Eso de que «alteraron la forma de la ciencia económica» no puede decirse de demasiados economistas. ¿Diría Friedman – modestia aparte – que él es uno de ellos? Sigue un largo silencio – la modestia, claramente, es difícil de dejar aparte – antes de mascullar, como obligando a las palabras a salir, «eh… muy difícil de decir…». Y entonces lo salva la campana: se abre la puerta y entra Rose, su esposa, dando un soplo de garbo al deslustrado despacho, con un impacto que contribuye a aumentar un hermoso abrigo de visón, que lleva, todo hay que decirlo, una tarde en la que en el exterior hace 26 grados centígrados. «Esta noche va a hacer mucho frío», predice con un escalofrío. Los Friedman cenan al aire libre esa noche – junto con otros 1.200 miembros de Stanford – y Rose se ha venido preparada para que el mercurio caiga a, ¡oh!, por debajo de los 16 grados. «Es una época absurda para cenar fuera».

La señora Friedman se instala en una silla, parpadeando, y yo retomo mis preguntas. ¿Si organizaran una pequeña fiesta – en el interior, nunca al aire libre – para los economistas favoritos de Friedman (muertos o vivos), a quién invitarían? «Muertos o vivos? Está claro que Adam Smith sería el primero. Alfred Marshall el segundo. John Maynard Keynes el tercero. Y George Stigler el cuarto. George era uno de nuestros mejores amigos». (En este punto, la señora Friedman, también economista distinguida, comenta con tristeza que «es difícil creer que George haya muerto»).

¿Ha sido bueno para su matrimonio – llevan 68 años casados – que ambos sean economistas? Rose (afirmando con la cabeza): «Mmmm. Pero no discuto con él… mucho». Milton (riendo a carcajadas): «No la crea! Discute muchísimo…». Rose (interrumpiendo): «… y no soy competitiva, así que no he intentado competir contigo». Milton (marido devoto): «Ha sido de gran ayuda en todo mi trabajo. No hay nada que yo haya escrito que ella no haya revisado primero».

(Anotaciones de diseño de página)
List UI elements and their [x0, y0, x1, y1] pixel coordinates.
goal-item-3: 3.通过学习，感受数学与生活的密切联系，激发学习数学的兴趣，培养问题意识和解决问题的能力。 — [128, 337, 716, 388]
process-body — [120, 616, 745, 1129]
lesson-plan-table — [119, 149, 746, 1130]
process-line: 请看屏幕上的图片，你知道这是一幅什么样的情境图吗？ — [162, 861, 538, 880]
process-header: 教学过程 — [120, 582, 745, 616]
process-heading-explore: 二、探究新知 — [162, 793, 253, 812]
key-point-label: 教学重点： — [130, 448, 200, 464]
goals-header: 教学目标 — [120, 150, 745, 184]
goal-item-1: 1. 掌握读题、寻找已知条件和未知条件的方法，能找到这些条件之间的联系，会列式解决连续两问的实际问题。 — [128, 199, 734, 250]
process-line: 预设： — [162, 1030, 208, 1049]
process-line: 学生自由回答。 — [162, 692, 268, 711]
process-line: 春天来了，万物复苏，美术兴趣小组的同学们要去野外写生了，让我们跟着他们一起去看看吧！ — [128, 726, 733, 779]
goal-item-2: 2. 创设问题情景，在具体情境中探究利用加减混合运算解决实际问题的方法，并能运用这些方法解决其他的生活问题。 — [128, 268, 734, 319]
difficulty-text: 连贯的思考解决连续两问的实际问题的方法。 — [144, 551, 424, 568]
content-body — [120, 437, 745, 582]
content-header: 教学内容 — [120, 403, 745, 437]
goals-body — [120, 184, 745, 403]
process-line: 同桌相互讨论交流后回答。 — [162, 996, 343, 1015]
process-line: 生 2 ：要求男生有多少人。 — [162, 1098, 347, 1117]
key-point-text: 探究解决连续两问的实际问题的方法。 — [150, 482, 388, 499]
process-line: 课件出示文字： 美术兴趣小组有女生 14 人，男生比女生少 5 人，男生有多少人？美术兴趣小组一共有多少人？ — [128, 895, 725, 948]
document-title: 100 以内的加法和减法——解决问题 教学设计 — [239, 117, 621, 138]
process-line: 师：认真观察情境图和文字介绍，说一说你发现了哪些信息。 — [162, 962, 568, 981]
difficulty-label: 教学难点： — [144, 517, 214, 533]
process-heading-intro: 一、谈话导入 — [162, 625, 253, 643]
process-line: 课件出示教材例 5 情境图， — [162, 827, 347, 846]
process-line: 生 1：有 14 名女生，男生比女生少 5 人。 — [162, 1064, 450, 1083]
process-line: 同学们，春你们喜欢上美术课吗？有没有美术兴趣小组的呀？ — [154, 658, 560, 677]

Lista de tareas -
• A. ¿Concuerdan con la entrevista a Friedman estas afirmaciones? (i) Cuando Rose llega con su abrigo de visón, fuera hace 26 grados. (ii) Friedman pondría a Keynes en primer lugar entre sus invitados. (iii) Los Friedman llevan 68 años casados. Contesta sí o no a cada una y cita textualmente las palabras que lo deciden.
• B. Retoma la entrevista a Friedman y continúala desde su última frase.

Respuestas dadas -
• A.
(i) Sí: «una tarde en la que en el exterior hace 26 grados centígrados».
(ii) No: «Está claro que Adam Smith sería el primero».
(iii) Sí: «llevan 68 años casados».

• B.
La chispa entre ambos está clara, y resulta hasta conmovedora. Así que siento la tentación de preguntar si la economía tiene un lado romántico, como la historia o la filosofía. «¿Qué si la economía tiene un lado romántico?», repite Milton, con tono incrédulo, y a renglón seguido se ríe. «No, no creo. La economía tiene tanto romanticismo como la física. La economía es básicamente una ciencia, como la física, o la química… Es una ciencia sobre cómo organizan los seres humanos sus actividades cooperativas». ¿Es ésa su definición favorita de la ciencia económica? «Bueno, según la definición establecida es el estudio de cómo organiza una sociedad sus recursos. En ese sentido, no es especialmente romántica».

¿Es la inmigración, pregunto – especialmente la inmigración ilegal – buena o mala para la economía? «Ni una cosa ni la otra», responde. «Pero es buena para la libertad. En principio, deberíamos tener una inmigración completamente abierta. Pero con el Estado del bienestar no es verdaderamente posible hacerlo. Ella es inmigrante», añade, señalando a su mujer. «Llegó justo antes de la Primera Guerra Mundial» (Rose sonríe ligeramente: «Tenía dos años»). «Si no hubiera Estado del bienestar», prosigue él, »podría haber inmigración totalmente libre, porque cada uno sería responsable de sí mismo». ¿Insinuaba que no se puede reformar la inmigración sin reformar la Seguridad Social? «No, podemos reformar la inmigración, pero no se puede liberalizar del todo sin eliminar en gran medida el Estado del bienestar».

«En este momento me opongo a la inmigración ilimitada. Pienso que buena parte de la oposición a la inmigración es de ese tipo; porque un dogma fundamental del punto de vista estadounidense es quela inmigración es buena, que Estados Unidos no existiría si no fuese por la inmigración. Por supuesto, en muchos aspectos, los inmigrantes lo tienen ahora mucho más fácil que antes…»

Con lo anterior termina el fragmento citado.